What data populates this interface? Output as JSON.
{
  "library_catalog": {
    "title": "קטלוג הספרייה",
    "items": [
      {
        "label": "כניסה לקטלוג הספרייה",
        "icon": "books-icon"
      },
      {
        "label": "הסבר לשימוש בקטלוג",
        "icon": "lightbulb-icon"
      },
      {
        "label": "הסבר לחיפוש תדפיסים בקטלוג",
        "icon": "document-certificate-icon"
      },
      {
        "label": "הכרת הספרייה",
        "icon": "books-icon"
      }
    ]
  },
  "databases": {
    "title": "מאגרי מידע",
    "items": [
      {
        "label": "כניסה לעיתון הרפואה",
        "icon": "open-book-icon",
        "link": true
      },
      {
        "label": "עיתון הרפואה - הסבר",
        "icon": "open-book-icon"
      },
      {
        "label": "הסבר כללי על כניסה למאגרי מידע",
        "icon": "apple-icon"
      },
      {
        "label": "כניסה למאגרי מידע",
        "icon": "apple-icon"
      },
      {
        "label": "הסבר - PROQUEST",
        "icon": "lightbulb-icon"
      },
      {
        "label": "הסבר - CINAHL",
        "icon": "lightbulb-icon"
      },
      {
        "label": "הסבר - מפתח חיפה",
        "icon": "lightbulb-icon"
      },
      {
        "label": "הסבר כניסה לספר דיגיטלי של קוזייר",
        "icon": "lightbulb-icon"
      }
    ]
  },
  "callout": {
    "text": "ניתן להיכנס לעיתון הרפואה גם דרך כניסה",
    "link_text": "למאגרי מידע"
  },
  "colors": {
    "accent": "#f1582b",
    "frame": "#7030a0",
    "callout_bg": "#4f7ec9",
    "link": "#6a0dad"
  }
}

━━━━━━━━

WHAT THIS TASK INVOLVES:
Lines containing the word "מידע" are to be counted in the listing; state their number alone.

PROBLEM SOLUTION:
4